### A block of data
=-=-=-=-=
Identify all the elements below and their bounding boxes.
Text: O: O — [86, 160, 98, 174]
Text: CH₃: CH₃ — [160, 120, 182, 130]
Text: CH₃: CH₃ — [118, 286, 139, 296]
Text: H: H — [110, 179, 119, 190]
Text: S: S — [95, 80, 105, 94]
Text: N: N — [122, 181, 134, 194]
=-=-=-=-=
### WRITTEN PROBLEM
Rewrite the items above, swapping "bounding boxes" for "box coordinates" and keeping every other part the same.

### ANSWER TO THIS TASK
Identify all the elements below and their box coordinates.
Text: O: O — [86, 160, 98, 174]
Text: CH₃: CH₃ — [160, 120, 182, 130]
Text: CH₃: CH₃ — [118, 286, 139, 296]
Text: H: H — [110, 179, 119, 190]
Text: S: S — [95, 80, 105, 94]
Text: N: N — [122, 181, 134, 194]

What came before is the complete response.